▶ Task description:
Exclude the pictures and reproduce the remaining data exactly as written.

▶ Task input:

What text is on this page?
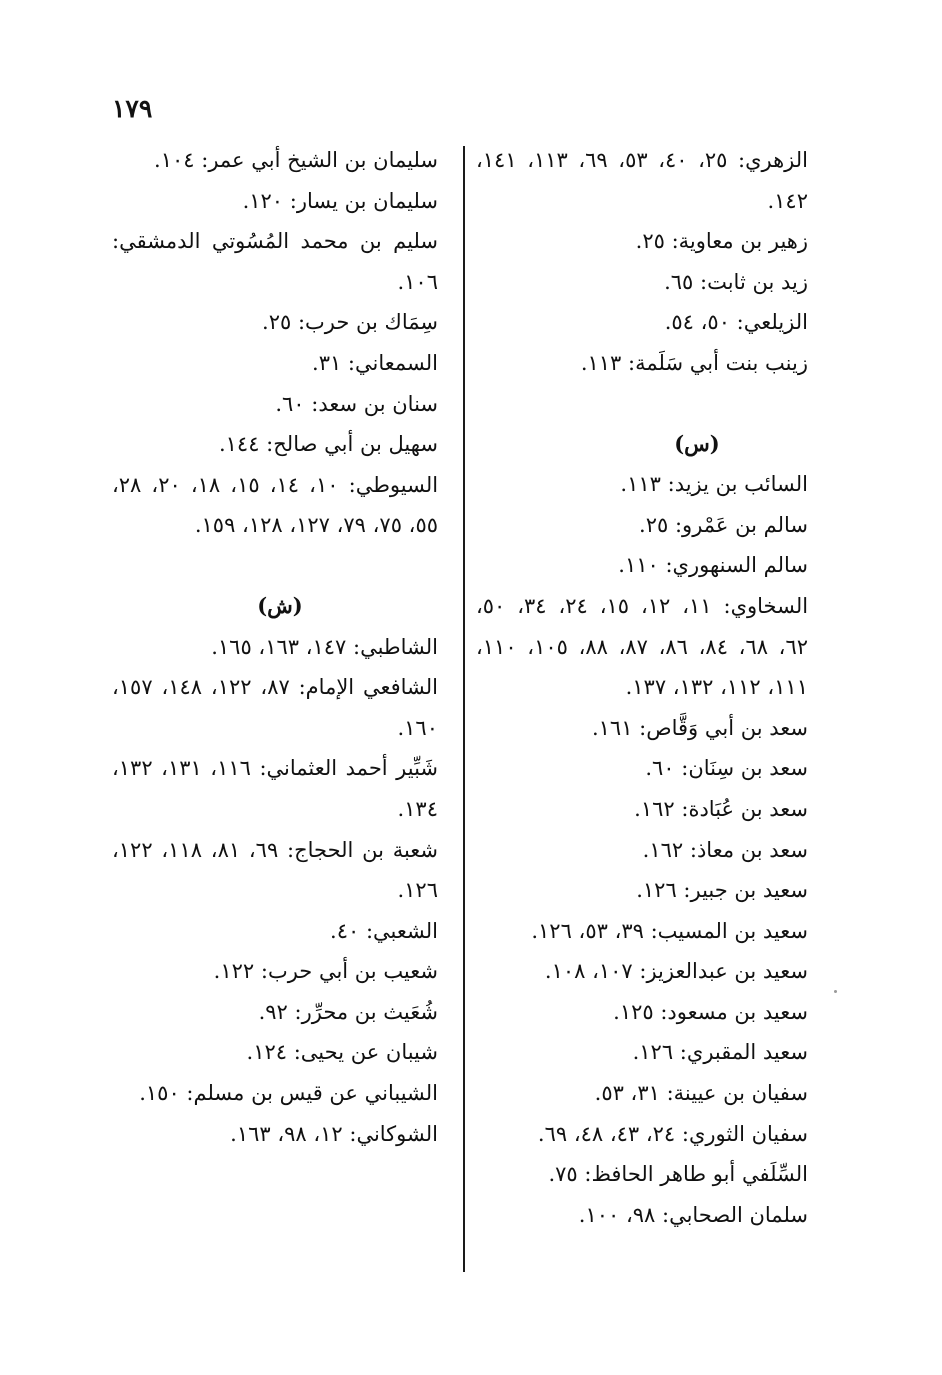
١٧٩

الزهري: ٢٥، ٤٠، ٥٣، ٦٩، ١١٣، ١٤١، ١٤٢.

زهير بن معاوية: ٢٥.

زيد بن ثابت: ٦٥.

الزيلعي: ٥٠، ٥٤.

زينب بنت أبي سَلَمة: ١١٣.

(س)

السائب بن يزيد: ١١٣.

سالم بن عَمْرو: ٢٥.

سالم السنهوري: ١١٠.

السخاوي: ١١، ١٢، ١٥، ٢٤، ٣٤، ٥٠، ٦٢، ٦٨، ٨٤، ٨٦، ٨٧، ٨٨، ١٠٥، ١١٠، ١١١، ١١٢، ١٣٢، ١٣٧.

سعد بن أبي وَقَّاص: ١٦١.

سعد بن سِنَان: ٦٠.

سعد بن عُبَادة: ١٦٢.

سعد بن معاذ: ١٦٢.

سعيد بن جبير: ١٢٦.

سعيد بن المسيب: ٣٩، ٥٣، ١٢٦.

سعيد بن عبدالعزيز: ١٠٧، ١٠٨.

سعيد بن مسعود: ١٢٥.

سعيد المقبري: ١٢٦.

سفيان بن عيينة: ٣١، ٥٣.

سفيان الثوري: ٢٤، ٤٣، ٤٨، ٦٩.

السِّلَفي أبو طاهر الحافظ: ٧٥.

سلمان الصحابي: ٩٨، ١٠٠.

سليمان بن الشيخ أبي عمر: ١٠٤.

سليمان بن يسار: ١٢٠.

سليم بن محمد المُسُوتي الدمشقي: ١٠٦.

سِمَاك بن حرب: ٢٥.

السمعاني: ٣١.

سنان بن سعد: ٦٠.

سهيل بن أبي صالح: ١٤٤.

السيوطي: ١٠، ١٤، ١٥، ١٨، ٢٠، ٢٨، ٥٥، ٧٥، ٧٩، ١٢٧، ١٢٨، ١٥٩.

(ش)

الشاطبي: ١٤٧، ١٦٣، ١٦٥.

الشافعي الإمام: ٨٧، ١٢٢، ١٤٨، ١٥٧، ١٦٠.

شَبِّير أحمد العثماني: ١١٦، ١٣١، ١٣٢، ١٣٤.

شعبة بن الحجاج: ٦٩، ٨١، ١١٨، ١٢٢، ١٢٦.

الشعبي: ٤٠.

شعيب بن أبي حرب: ١٢٢.

شُعَيث بن محرِّر: ٩٢.

شيبان عن يحيى: ١٢٤.

الشيباني عن قيس بن مسلم: ١٥٠.

الشوكاني: ١٢، ٩٨، ١٦٣.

▶ Result for this exercise:
What text is on this page?
١٧٩

الزهري: ٢٥، ٤٠، ٥٣، ٦٩، ١١٣، ١٤١، ١٤٢.

زهير بن معاوية: ٢٥.

زيد بن ثابت: ٦٥.

الزيلعي: ٥٠، ٥٤.

زينب بنت أبي سَلَمة: ١١٣.

(س)

السائب بن يزيد: ١١٣.

سالم بن عَمْرو: ٢٥.

سالم السنهوري: ١١٠.

السخاوي: ١١، ١٢، ١٥، ٢٤، ٣٤، ٥٠، ٦٢، ٦٨، ٨٤، ٨٦، ٨٧، ٨٨، ١٠٥، ١١٠، ١١١، ١١٢، ١٣٢، ١٣٧.

سعد بن أبي وَقَّاص: ١٦١.

سعد بن سِنَان: ٦٠.

سعد بن عُبَادة: ١٦٢.

سعد بن معاذ: ١٦٢.

سعيد بن جبير: ١٢٦.

سعيد بن المسيب: ٣٩، ٥٣، ١٢٦.

سعيد بن عبدالعزيز: ١٠٧، ١٠٨.

سعيد بن مسعود: ١٢٥.

سعيد المقبري: ١٢٦.

سفيان بن عيينة: ٣١، ٥٣.

سفيان الثوري: ٢٤، ٤٣، ٤٨، ٦٩.

السِّلَفي أبو طاهر الحافظ: ٧٥.

سلمان الصحابي: ٩٨، ١٠٠.

سليمان بن الشيخ أبي عمر: ١٠٤.

سليمان بن يسار: ١٢٠.

سليم بن محمد المُسُوتي الدمشقي: ١٠٦.

سِمَاك بن حرب: ٢٥.

السمعاني: ٣١.

سنان بن سعد: ٦٠.

سهيل بن أبي صالح: ١٤٤.

السيوطي: ١٠، ١٤، ١٥، ١٨، ٢٠، ٢٨، ٥٥، ٧٥، ٧٩، ١٢٧، ١٢٨، ١٥٩.

(ش)

الشاطبي: ١٤٧، ١٦٣، ١٦٥.

الشافعي الإمام: ٨٧، ١٢٢، ١٤٨، ١٥٧، ١٦٠.

شَبِّير أحمد العثماني: ١١٦، ١٣١، ١٣٢، ١٣٤.

شعبة بن الحجاج: ٦٩، ٨١، ١١٨، ١٢٢، ١٢٦.

الشعبي: ٤٠.

شعيب بن أبي حرب: ١٢٢.

شُعَيث بن محرِّر: ٩٢.

شيبان عن يحيى: ١٢٤.

الشيباني عن قيس بن مسلم: ١٥٠.

الشوكاني: ١٢، ٩٨، ١٦٣.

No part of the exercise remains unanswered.